▶ _WHAT IS EXPECTED_
Determine how many lines include "disk". Give the number and nothing else.

## begin DATA SUPPLIED

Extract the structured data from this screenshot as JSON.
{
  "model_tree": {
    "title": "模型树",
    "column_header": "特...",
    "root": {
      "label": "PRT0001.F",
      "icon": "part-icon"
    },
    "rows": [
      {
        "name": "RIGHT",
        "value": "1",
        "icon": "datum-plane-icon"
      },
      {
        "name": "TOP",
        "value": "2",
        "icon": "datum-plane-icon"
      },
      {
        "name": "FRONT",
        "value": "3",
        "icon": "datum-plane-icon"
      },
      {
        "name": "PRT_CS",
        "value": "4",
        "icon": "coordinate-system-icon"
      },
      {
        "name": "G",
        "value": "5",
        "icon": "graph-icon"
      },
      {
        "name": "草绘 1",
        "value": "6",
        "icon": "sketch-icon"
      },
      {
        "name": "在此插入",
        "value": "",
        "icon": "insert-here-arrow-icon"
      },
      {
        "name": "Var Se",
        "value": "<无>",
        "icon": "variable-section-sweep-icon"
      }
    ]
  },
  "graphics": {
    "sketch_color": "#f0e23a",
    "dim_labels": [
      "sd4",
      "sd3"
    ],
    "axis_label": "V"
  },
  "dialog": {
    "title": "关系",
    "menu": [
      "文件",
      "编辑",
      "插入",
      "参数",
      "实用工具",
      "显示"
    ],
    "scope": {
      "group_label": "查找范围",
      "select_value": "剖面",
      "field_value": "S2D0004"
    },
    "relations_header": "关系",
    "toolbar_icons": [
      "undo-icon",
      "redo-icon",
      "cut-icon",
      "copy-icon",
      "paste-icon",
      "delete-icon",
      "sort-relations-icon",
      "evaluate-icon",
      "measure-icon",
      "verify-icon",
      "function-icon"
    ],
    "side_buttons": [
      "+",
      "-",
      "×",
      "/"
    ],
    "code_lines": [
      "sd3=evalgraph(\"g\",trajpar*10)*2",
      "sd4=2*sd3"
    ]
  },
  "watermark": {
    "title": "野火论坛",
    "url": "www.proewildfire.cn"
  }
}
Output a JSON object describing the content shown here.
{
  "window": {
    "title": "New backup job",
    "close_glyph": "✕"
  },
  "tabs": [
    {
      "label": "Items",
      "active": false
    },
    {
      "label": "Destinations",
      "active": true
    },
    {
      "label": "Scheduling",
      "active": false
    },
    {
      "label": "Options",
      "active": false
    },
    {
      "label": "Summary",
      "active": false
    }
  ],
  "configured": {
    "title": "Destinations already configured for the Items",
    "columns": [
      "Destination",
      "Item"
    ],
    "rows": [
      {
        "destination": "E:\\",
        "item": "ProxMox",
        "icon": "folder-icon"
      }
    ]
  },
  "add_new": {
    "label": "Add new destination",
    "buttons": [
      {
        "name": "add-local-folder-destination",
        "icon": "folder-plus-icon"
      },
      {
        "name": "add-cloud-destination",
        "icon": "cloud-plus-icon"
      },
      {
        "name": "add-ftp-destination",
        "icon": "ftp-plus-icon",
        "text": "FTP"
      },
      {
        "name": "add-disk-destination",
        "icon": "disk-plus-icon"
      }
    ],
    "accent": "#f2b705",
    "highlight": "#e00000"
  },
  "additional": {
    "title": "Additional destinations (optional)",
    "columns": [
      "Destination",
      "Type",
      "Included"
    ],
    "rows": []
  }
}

## end DATA SUPPLIED
## begin DATA SUPPLIED

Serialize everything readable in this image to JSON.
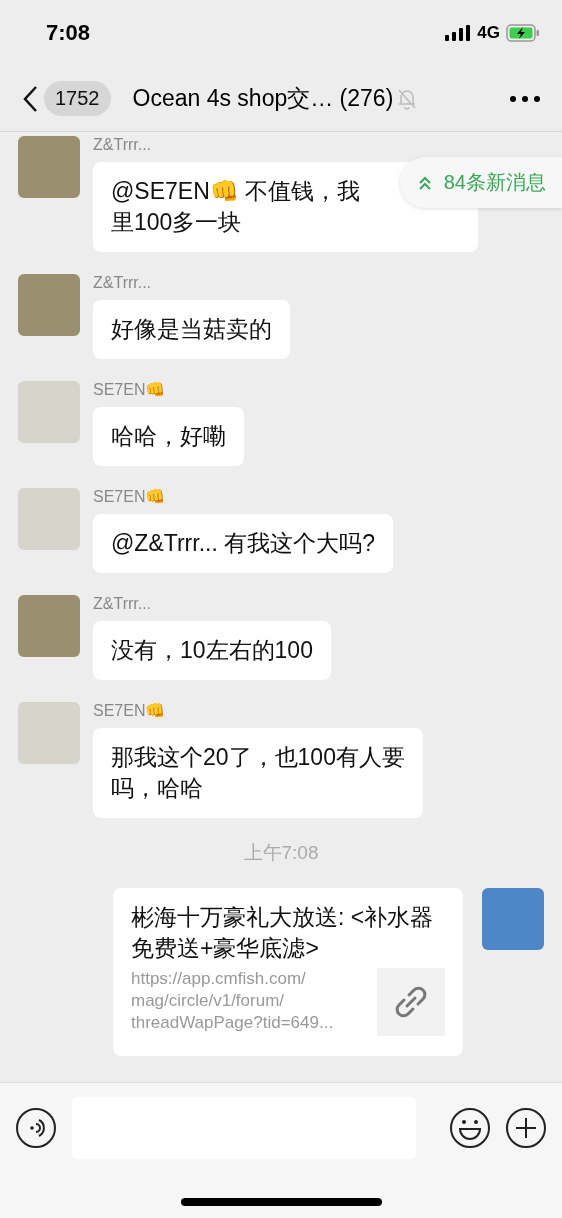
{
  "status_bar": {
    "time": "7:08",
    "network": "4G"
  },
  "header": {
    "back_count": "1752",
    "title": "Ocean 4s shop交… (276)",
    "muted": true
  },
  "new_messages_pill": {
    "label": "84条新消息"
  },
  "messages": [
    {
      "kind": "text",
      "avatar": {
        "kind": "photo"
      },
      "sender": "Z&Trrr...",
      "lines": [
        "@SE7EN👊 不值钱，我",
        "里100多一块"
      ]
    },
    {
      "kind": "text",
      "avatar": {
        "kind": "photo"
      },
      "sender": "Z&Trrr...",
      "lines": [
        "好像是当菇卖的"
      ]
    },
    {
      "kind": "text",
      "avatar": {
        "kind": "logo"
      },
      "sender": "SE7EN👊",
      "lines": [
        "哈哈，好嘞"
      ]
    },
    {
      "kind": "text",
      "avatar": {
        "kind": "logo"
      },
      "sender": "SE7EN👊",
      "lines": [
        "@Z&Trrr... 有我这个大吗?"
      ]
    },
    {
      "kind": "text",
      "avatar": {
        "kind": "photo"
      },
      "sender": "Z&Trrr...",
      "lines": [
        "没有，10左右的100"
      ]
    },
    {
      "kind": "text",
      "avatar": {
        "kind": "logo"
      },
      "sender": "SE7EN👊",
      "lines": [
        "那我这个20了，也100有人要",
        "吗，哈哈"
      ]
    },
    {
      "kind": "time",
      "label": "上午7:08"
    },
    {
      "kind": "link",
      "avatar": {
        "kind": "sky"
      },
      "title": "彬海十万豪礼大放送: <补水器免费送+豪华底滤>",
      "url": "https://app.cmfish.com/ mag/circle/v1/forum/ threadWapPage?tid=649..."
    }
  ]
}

## end DATA SUPPLIED

▶ _EXERCISE SOLUTION_
2